## WHAT YOU WILL DO
All entries must be extracted exactly, with nothing added or dropped.
— Begin —
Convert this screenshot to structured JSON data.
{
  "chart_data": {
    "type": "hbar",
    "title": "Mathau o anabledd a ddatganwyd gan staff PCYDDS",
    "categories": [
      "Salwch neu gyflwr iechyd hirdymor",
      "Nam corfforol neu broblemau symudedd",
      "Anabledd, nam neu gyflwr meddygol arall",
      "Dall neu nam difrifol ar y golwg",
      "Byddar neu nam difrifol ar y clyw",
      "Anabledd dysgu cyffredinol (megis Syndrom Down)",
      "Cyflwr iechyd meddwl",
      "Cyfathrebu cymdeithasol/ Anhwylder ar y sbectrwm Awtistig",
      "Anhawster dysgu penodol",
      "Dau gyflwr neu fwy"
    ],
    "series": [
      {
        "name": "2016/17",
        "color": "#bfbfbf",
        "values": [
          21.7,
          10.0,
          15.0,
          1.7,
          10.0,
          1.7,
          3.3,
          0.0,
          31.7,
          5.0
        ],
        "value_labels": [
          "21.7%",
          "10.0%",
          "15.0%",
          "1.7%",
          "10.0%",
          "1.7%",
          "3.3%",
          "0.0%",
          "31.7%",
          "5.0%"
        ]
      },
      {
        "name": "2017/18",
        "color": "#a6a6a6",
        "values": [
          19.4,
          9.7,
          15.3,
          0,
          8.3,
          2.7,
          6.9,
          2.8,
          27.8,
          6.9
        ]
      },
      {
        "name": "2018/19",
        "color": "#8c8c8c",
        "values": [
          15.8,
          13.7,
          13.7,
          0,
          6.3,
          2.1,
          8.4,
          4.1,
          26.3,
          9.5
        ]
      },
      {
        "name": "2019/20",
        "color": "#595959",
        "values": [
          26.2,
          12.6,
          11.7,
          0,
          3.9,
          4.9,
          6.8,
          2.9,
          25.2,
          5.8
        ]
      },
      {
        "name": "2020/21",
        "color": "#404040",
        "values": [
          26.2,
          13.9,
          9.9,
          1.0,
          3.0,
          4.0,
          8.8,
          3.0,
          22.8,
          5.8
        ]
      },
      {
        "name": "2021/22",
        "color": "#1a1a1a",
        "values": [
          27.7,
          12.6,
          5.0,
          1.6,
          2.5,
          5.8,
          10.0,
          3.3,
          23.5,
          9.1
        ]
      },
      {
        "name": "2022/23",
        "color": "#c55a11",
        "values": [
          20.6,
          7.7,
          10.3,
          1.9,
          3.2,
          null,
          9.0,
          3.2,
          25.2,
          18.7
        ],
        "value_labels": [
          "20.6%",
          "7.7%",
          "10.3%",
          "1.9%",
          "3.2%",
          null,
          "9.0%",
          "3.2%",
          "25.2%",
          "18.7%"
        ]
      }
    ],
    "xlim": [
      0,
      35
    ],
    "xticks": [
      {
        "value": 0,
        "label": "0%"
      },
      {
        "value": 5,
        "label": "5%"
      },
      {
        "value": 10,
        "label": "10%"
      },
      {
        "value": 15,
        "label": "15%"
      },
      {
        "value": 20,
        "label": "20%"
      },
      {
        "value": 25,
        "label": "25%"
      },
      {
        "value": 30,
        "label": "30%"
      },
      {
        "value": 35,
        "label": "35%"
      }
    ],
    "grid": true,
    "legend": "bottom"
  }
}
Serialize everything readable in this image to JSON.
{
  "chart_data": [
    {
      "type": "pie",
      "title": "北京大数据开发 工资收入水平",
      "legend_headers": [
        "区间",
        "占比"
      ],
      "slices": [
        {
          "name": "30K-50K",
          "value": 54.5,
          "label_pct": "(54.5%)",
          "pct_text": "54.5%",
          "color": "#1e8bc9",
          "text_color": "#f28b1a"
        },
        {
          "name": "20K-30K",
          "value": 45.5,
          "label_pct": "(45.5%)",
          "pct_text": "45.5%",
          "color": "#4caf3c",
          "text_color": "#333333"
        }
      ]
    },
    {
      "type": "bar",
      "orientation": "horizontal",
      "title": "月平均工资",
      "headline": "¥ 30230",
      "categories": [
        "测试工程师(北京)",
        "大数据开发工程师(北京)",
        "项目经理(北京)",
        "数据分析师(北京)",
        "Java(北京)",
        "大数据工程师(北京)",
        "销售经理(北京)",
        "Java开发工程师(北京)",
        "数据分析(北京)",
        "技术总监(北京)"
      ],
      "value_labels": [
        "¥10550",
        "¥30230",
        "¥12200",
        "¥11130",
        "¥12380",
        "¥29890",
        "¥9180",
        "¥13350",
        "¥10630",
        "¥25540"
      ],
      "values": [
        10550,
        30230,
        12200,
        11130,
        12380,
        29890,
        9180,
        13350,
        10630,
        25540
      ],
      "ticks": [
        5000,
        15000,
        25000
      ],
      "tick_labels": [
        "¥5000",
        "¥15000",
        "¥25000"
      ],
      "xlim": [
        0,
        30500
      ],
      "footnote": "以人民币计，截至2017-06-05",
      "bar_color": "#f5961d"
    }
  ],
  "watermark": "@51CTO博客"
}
— End —
## ANSWER TO THIS TASK
Convert this screenshot to structured JSON data.
{
  "chart_data": {
    "type": "hbar",
    "title": "Mathau o anabledd a ddatganwyd gan staff PCYDDS",
    "categories": [
      "Salwch neu gyflwr iechyd hirdymor",
      "Nam corfforol neu broblemau symudedd",
      "Anabledd, nam neu gyflwr meddygol arall",
      "Dall neu nam difrifol ar y golwg",
      "Byddar neu nam difrifol ar y clyw",
      "Anabledd dysgu cyffredinol (megis Syndrom Down)",
      "Cyflwr iechyd meddwl",
      "Cyfathrebu cymdeithasol/ Anhwylder ar y sbectrwm Awtistig",
      "Anhawster dysgu penodol",
      "Dau gyflwr neu fwy"
    ],
    "series": [
      {
        "name": "2016/17",
        "color": "#bfbfbf",
        "values": [
          21.7,
          10.0,
          15.0,
          1.7,
          10.0,
          1.7,
          3.3,
          0.0,
          31.7,
          5.0
        ],
        "value_labels": [
          "21.7%",
          "10.0%",
          "15.0%",
          "1.7%",
          "10.0%",
          "1.7%",
          "3.3%",
          "0.0%",
          "31.7%",
          "5.0%"
        ]
      },
      {
        "name": "2017/18",
        "color": "#a6a6a6",
        "values": [
          19.4,
          9.7,
          15.3,
          0,
          8.3,
          2.7,
          6.9,
          2.8,
          27.8,
          6.9
        ]
      },
      {
        "name": "2018/19",
        "color": "#8c8c8c",
        "values": [
          15.8,
          13.7,
          13.7,
          0,
          6.3,
          2.1,
          8.4,
          4.1,
          26.3,
          9.5
        ]
      },
      {
        "name": "2019/20",
        "color": "#595959",
        "values": [
          26.2,
          12.6,
          11.7,
          0,
          3.9,
          4.9,
          6.8,
          2.9,
          25.2,
          5.8
        ]
      },
      {
        "name": "2020/21",
        "color": "#404040",
        "values": [
          26.2,
          13.9,
          9.9,
          1.0,
          3.0,
          4.0,
          8.8,
          3.0,
          22.8,
          5.8
        ]
      },
      {
        "name": "2021/22",
        "color": "#1a1a1a",
        "values": [
          27.7,
          12.6,
          5.0,
          1.6,
          2.5,
          5.8,
          10.0,
          3.3,
          23.5,
          9.1
        ]
      },
      {
        "name": "2022/23",
        "color": "#c55a11",
        "values": [
          20.6,
          7.7,
          10.3,
          1.9,
          3.2,
          null,
          9.0,
          3.2,
          25.2,
          18.7
        ],
        "value_labels": [
          "20.6%",
          "7.7%",
          "10.3%",
          "1.9%",
          "3.2%",
          null,
          "9.0%",
          "3.2%",
          "25.2%",
          "18.7%"
        ]
      }
    ],
    "xlim": [
      0,
      35
    ],
    "xticks": [
      {
        "value": 0,
        "label": "0%"
      },
      {
        "value": 5,
        "label": "5%"
      },
      {
        "value": 10,
        "label": "10%"
      },
      {
        "value": 15,
        "label": "15%"
      },
      {
        "value": 20,
        "label": "20%"
      },
      {
        "value": 25,
        "label": "25%"
      },
      {
        "value": 30,
        "label": "30%"
      },
      {
        "value": 35,
        "label": "35%"
      }
    ],
    "grid": true,
    "legend": "bottom"
  }
}
Serialize everything readable in this image to JSON.
{
  "chart_data": [
    {
      "type": "pie",
      "title": "北京大数据开发 工资收入水平",
      "legend_headers": [
        "区间",
        "占比"
      ],
      "slices": [
        {
          "name": "30K-50K",
          "value": 54.5,
          "label_pct": "(54.5%)",
          "pct_text": "54.5%",
          "color": "#1e8bc9",
          "text_color": "#f28b1a"
        },
        {
          "name": "20K-30K",
          "value": 45.5,
          "label_pct": "(45.5%)",
          "pct_text": "45.5%",
          "color": "#4caf3c",
          "text_color": "#333333"
        }
      ]
    },
    {
      "type": "bar",
      "orientation": "horizontal",
      "title": "月平均工资",
      "headline": "¥ 30230",
      "categories": [
        "测试工程师(北京)",
        "大数据开发工程师(北京)",
        "项目经理(北京)",
        "数据分析师(北京)",
        "Java(北京)",
        "大数据工程师(北京)",
        "销售经理(北京)",
        "Java开发工程师(北京)",
        "数据分析(北京)",
        "技术总监(北京)"
      ],
      "value_labels": [
        "¥10550",
        "¥30230",
        "¥12200",
        "¥11130",
        "¥12380",
        "¥29890",
        "¥9180",
        "¥13350",
        "¥10630",
        "¥25540"
      ],
      "values": [
        10550,
        30230,
        12200,
        11130,
        12380,
        29890,
        9180,
        13350,
        10630,
        25540
      ],
      "ticks": [
        5000,
        15000,
        25000
      ],
      "tick_labels": [
        "¥5000",
        "¥15000",
        "¥25000"
      ],
      "xlim": [
        0,
        30500
      ],
      "footnote": "以人民币计，截至2017-06-05",
      "bar_color": "#f5961d"
    }
  ],
  "watermark": "@51CTO博客"
}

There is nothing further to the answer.